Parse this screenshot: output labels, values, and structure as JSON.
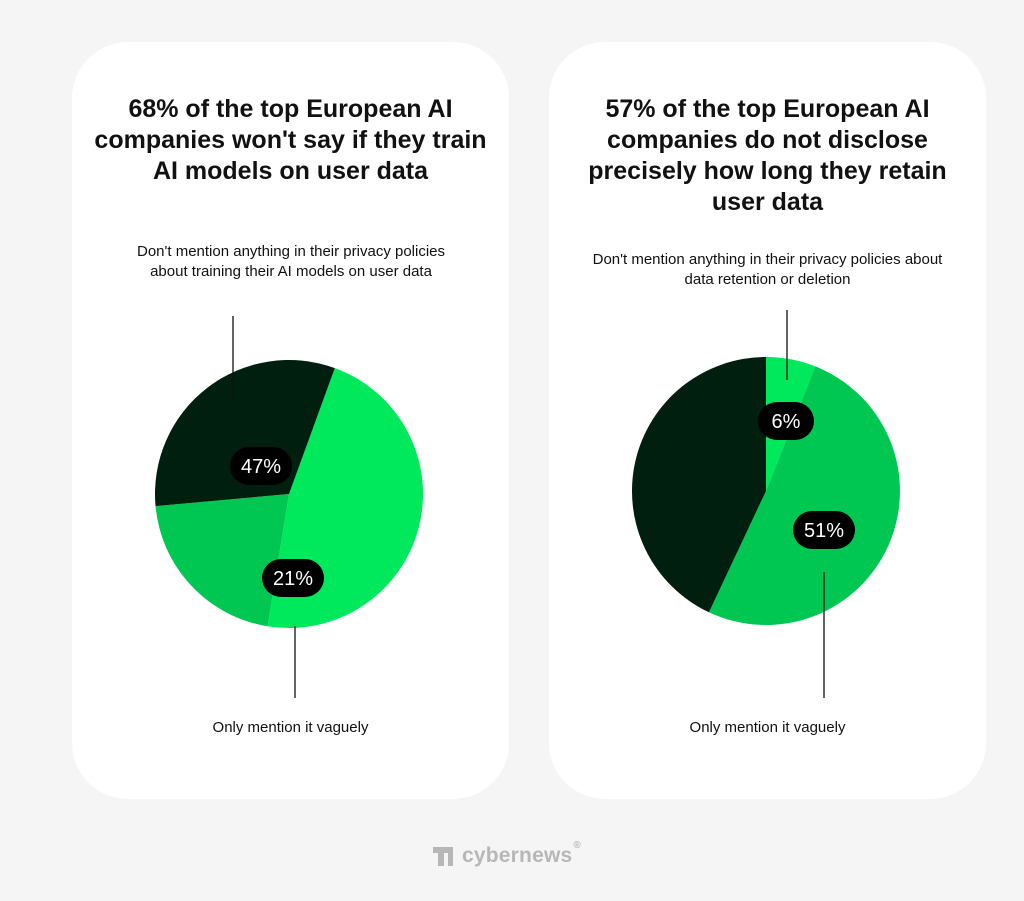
{
  "colors": {
    "background": "#f5f5f5",
    "card": "#ffffff",
    "bright_green": "#00e85c",
    "medium_green": "#00c752",
    "dark_green": "#001f0f",
    "label_pill": "#000000",
    "logo_gray": "#b7b7b7"
  },
  "chart_data": [
    {
      "type": "pie",
      "title": "68% of the top European AI companies won't say if they train AI models on user data",
      "slices": [
        {
          "value": 47,
          "label": "47%",
          "color": "#00e85c",
          "description": "Don't mention anything in their privacy policies about training their AI models on user data"
        },
        {
          "value": 21,
          "label": "21%",
          "color": "#00c752",
          "description": "Only mention it vaguely"
        },
        {
          "value": 32,
          "label": "",
          "color": "#001f0f",
          "description": ""
        }
      ],
      "annotations": {
        "top": "Don't mention anything in their privacy policies about training their AI models on user data",
        "bottom": "Only mention it vaguely"
      }
    },
    {
      "type": "pie",
      "title": "57% of the top European AI companies do not disclose precisely how long they retain user data",
      "slices": [
        {
          "value": 6,
          "label": "6%",
          "color": "#00e85c",
          "description": "Don't mention anything in their privacy policies about data retention or deletion"
        },
        {
          "value": 51,
          "label": "51%",
          "color": "#00c752",
          "description": "Only mention it vaguely"
        },
        {
          "value": 43,
          "label": "",
          "color": "#001f0f",
          "description": ""
        }
      ],
      "annotations": {
        "top": "Don't mention anything in their privacy policies about data retention or deletion",
        "bottom": "Only mention it vaguely"
      }
    }
  ],
  "footer": {
    "logo_icon": "cybernews-logo-icon",
    "brand": "cybernews",
    "registered_mark": "®"
  }
}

■ EXERCISE DESCRIPTION
Keep the pictures out of the copy and write out the data exactly as it stands.

■ EXERCISE RESPONSE
Parse this screenshot: output labels, values, and structure as JSON.
{
  "colors": {
    "background": "#f5f5f5",
    "card": "#ffffff",
    "bright_green": "#00e85c",
    "medium_green": "#00c752",
    "dark_green": "#001f0f",
    "label_pill": "#000000",
    "logo_gray": "#b7b7b7"
  },
  "chart_data": [
    {
      "type": "pie",
      "title": "68% of the top European AI companies won't say if they train AI models on user data",
      "slices": [
        {
          "value": 47,
          "label": "47%",
          "color": "#00e85c",
          "description": "Don't mention anything in their privacy policies about training their AI models on user data"
        },
        {
          "value": 21,
          "label": "21%",
          "color": "#00c752",
          "description": "Only mention it vaguely"
        },
        {
          "value": 32,
          "label": "",
          "color": "#001f0f",
          "description": ""
        }
      ],
      "annotations": {
        "top": "Don't mention anything in their privacy policies about training their AI models on user data",
        "bottom": "Only mention it vaguely"
      }
    },
    {
      "type": "pie",
      "title": "57% of the top European AI companies do not disclose precisely how long they retain user data",
      "slices": [
        {
          "value": 6,
          "label": "6%",
          "color": "#00e85c",
          "description": "Don't mention anything in their privacy policies about data retention or deletion"
        },
        {
          "value": 51,
          "label": "51%",
          "color": "#00c752",
          "description": "Only mention it vaguely"
        },
        {
          "value": 43,
          "label": "",
          "color": "#001f0f",
          "description": ""
        }
      ],
      "annotations": {
        "top": "Don't mention anything in their privacy policies about data retention or deletion",
        "bottom": "Only mention it vaguely"
      }
    }
  ],
  "footer": {
    "logo_icon": "cybernews-logo-icon",
    "brand": "cybernews",
    "registered_mark": "®"
  }
}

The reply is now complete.